» **To be done**:
Below is a block of records; repeat all of them exactly.

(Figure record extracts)
▼▼▼

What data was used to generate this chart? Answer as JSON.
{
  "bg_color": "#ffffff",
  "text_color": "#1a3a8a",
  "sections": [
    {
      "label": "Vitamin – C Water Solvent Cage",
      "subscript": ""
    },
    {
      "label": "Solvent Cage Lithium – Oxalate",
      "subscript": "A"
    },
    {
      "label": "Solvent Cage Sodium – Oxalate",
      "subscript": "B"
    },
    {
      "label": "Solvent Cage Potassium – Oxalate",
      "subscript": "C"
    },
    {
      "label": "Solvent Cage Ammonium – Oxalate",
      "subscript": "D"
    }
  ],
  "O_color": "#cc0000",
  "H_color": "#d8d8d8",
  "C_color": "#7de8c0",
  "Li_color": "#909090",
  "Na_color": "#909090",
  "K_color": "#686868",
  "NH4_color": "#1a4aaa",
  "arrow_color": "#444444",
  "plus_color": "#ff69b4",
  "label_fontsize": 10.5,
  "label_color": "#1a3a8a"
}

▲▲▲

» **Output for this task**:
What data was used to generate this chart? Answer as JSON.
{
  "bg_color": "#ffffff",
  "text_color": "#1a3a8a",
  "sections": [
    {
      "label": "Vitamin – C Water Solvent Cage",
      "subscript": ""
    },
    {
      "label": "Solvent Cage Lithium – Oxalate",
      "subscript": "A"
    },
    {
      "label": "Solvent Cage Sodium – Oxalate",
      "subscript": "B"
    },
    {
      "label": "Solvent Cage Potassium – Oxalate",
      "subscript": "C"
    },
    {
      "label": "Solvent Cage Ammonium – Oxalate",
      "subscript": "D"
    }
  ],
  "O_color": "#cc0000",
  "H_color": "#d8d8d8",
  "C_color": "#7de8c0",
  "Li_color": "#909090",
  "Na_color": "#909090",
  "K_color": "#686868",
  "NH4_color": "#1a4aaa",
  "arrow_color": "#444444",
  "plus_color": "#ff69b4",
  "label_fontsize": 10.5,
  "label_color": "#1a3a8a"
}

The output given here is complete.